◆ PROBLEM REQUIREMENTS ◆
Wherever a line of the data contains "China", copy that line.

Page layout parsing data:
= = = = = = =

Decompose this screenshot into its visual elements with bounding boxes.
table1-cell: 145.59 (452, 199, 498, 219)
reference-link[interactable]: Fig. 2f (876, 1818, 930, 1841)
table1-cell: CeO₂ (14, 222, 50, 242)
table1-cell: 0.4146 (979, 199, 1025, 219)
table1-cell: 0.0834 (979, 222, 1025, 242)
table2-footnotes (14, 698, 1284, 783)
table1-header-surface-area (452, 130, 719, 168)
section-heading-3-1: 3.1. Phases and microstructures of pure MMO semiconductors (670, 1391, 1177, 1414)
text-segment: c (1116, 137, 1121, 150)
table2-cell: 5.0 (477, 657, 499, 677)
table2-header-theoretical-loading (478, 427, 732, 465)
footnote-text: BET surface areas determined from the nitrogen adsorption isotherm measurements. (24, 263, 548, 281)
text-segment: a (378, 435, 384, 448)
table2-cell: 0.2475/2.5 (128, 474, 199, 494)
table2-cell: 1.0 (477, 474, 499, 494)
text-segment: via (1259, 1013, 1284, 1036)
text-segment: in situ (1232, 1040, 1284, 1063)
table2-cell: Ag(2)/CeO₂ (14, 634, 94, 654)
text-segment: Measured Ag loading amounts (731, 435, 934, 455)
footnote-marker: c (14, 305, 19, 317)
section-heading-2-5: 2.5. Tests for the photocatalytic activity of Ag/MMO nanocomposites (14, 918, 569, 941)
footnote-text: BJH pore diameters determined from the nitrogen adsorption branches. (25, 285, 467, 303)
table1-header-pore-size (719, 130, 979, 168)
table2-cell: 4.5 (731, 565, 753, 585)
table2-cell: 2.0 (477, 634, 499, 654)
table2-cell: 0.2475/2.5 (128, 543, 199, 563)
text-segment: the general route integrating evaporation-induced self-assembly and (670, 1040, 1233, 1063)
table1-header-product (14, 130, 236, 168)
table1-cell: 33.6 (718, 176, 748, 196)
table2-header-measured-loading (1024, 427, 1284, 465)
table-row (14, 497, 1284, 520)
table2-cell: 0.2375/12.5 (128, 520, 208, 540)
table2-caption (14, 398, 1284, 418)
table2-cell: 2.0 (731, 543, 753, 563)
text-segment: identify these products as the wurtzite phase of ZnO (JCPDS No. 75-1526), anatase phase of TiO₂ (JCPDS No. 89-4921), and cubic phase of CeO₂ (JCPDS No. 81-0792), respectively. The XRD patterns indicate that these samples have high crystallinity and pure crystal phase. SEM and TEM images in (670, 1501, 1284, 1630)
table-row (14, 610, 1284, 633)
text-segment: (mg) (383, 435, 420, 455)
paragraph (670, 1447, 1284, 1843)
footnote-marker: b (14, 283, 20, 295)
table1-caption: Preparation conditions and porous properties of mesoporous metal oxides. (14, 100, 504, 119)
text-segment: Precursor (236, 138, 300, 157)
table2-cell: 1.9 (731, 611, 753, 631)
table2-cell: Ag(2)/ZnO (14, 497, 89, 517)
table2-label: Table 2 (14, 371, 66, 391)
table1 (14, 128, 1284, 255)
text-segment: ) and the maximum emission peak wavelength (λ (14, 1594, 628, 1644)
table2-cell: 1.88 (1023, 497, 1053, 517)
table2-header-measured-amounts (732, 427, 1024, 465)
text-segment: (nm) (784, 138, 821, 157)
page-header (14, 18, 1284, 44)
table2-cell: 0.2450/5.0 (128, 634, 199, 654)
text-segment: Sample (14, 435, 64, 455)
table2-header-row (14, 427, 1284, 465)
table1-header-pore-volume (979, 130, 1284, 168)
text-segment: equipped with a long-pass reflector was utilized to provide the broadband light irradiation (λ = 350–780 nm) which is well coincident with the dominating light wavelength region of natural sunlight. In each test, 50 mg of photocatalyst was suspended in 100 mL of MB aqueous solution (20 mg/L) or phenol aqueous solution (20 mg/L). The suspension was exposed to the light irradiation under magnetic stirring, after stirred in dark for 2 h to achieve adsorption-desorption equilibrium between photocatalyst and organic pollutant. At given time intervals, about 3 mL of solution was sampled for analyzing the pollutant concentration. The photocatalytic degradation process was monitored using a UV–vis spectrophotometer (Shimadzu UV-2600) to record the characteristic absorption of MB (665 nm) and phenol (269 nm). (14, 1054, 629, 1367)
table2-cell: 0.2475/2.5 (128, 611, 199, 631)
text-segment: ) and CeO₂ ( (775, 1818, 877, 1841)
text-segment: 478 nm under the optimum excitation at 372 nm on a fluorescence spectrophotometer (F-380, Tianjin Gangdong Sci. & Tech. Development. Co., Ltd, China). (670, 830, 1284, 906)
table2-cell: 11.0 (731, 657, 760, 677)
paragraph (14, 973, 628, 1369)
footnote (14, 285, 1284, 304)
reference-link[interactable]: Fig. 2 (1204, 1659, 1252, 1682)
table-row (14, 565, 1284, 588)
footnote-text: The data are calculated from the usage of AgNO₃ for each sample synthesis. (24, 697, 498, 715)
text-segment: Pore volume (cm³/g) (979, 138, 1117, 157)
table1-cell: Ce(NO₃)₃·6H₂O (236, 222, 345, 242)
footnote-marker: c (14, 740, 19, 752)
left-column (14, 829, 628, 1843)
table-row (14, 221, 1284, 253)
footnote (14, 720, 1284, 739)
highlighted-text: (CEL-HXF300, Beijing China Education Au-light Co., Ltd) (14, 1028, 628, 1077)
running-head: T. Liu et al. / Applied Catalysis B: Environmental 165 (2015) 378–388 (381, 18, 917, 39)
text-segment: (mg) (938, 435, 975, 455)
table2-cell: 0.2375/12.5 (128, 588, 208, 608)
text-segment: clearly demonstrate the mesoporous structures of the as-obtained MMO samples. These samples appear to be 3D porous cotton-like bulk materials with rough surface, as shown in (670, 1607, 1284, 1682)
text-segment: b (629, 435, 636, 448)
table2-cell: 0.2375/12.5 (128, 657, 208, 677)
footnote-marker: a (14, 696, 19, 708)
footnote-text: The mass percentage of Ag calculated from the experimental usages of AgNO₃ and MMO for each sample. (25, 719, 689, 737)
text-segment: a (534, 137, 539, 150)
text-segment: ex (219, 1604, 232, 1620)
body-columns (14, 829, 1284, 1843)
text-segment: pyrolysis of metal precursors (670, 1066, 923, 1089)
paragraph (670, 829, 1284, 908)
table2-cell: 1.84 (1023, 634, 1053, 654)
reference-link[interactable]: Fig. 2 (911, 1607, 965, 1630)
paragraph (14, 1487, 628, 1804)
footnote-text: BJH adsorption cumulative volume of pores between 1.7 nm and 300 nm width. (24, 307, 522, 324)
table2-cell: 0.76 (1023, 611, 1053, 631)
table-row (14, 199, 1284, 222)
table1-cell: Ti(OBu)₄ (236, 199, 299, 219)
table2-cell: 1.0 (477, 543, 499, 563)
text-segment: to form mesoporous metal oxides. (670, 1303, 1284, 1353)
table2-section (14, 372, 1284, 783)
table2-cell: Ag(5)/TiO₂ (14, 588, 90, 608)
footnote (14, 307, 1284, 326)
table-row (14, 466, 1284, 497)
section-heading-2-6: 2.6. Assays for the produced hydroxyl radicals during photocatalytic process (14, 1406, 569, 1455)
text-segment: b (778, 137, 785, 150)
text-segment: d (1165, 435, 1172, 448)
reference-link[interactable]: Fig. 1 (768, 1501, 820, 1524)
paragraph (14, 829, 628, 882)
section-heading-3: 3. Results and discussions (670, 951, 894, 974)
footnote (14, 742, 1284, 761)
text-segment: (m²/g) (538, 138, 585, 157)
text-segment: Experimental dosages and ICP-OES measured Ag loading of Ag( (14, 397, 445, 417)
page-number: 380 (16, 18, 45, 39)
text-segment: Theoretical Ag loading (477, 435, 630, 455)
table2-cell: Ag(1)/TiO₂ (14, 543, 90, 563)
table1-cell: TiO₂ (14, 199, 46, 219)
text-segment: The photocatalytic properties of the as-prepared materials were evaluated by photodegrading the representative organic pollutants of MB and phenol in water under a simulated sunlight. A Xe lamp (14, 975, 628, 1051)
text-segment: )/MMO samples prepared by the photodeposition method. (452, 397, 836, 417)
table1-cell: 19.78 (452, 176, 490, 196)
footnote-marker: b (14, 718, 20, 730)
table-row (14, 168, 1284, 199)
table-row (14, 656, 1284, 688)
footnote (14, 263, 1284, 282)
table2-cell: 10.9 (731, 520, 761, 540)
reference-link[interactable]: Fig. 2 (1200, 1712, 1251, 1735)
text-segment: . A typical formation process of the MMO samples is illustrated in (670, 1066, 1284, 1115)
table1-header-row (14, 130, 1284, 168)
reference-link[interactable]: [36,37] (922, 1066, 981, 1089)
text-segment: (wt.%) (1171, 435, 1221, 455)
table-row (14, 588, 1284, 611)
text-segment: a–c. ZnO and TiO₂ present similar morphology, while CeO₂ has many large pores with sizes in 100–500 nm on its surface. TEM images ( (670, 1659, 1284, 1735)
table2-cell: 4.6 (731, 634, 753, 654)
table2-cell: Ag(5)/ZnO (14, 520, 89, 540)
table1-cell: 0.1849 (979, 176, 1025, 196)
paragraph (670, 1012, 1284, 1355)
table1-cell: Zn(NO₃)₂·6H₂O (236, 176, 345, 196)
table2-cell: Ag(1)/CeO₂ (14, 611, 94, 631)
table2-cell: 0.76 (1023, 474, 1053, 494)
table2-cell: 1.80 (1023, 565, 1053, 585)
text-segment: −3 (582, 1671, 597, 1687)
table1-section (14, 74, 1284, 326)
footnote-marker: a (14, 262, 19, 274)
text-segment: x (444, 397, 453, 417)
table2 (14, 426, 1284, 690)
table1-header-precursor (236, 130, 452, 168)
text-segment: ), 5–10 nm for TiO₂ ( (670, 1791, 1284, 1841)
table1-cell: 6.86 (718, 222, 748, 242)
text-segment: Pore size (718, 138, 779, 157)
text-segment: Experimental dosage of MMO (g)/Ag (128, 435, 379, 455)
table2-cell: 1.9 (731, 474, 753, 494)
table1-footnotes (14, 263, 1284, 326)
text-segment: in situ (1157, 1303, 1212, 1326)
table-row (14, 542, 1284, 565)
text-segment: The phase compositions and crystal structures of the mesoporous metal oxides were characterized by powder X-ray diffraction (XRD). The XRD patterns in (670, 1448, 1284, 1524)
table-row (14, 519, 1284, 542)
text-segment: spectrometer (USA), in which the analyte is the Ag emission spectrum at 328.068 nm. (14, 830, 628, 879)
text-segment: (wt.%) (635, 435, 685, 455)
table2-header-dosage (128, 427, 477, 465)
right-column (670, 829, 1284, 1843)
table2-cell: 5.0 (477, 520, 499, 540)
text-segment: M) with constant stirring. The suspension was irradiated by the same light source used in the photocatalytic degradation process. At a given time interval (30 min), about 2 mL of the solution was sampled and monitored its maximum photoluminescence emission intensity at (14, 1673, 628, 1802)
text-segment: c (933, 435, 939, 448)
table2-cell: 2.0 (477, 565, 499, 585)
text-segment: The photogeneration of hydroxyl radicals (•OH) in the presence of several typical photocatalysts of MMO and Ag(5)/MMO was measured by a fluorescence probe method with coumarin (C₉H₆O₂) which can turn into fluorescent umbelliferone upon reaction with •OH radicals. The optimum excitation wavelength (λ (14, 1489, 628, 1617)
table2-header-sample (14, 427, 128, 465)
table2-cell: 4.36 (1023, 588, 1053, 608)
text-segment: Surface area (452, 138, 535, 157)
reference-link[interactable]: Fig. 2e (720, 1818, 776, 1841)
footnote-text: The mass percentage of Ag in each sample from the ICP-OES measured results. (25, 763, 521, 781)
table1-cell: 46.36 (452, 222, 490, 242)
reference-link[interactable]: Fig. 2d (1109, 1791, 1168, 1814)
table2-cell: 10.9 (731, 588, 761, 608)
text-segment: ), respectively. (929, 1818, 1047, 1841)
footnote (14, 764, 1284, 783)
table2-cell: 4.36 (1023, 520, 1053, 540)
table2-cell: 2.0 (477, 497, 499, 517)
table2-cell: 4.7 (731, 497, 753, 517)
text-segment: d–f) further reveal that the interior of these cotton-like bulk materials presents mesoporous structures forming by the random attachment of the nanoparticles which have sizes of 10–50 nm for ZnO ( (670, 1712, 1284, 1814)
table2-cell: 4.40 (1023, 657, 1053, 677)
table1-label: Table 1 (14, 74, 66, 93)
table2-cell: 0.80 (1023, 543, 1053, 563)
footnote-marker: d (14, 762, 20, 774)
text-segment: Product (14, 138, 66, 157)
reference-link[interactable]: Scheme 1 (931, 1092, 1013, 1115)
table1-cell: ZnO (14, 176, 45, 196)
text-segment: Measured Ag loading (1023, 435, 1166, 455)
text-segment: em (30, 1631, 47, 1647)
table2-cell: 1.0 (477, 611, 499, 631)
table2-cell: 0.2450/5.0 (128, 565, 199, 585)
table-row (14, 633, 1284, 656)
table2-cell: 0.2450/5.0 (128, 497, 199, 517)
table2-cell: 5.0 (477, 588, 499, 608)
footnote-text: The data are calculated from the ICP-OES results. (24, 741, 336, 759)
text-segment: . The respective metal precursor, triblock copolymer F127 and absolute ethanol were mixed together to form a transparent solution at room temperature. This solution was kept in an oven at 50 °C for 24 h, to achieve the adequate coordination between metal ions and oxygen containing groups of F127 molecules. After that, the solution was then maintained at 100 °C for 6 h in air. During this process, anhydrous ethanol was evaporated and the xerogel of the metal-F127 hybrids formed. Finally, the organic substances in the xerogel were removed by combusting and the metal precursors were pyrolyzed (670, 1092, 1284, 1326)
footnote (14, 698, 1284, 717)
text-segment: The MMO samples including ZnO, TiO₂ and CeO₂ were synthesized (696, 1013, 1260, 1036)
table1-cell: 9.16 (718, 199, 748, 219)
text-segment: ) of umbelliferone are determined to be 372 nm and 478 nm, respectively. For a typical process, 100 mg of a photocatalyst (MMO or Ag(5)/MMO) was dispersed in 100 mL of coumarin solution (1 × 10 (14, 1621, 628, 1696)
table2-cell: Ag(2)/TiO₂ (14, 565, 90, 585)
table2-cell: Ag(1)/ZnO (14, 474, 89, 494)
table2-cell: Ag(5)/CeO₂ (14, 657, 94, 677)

= = = = = = =

◆ ANSWER BOX ◆
text-segment: 478 nm under the optimum excitation at 372 nm on a fluorescence spectrophotometer (F-380, Tianjin Gangdong Sci. & Tech. Development. Co., Ltd, China). (670, 830, 1284, 906)
highlighted-text: (CEL-HXF300, Beijing China Education Au-light Co., Ltd) (14, 1028, 628, 1077)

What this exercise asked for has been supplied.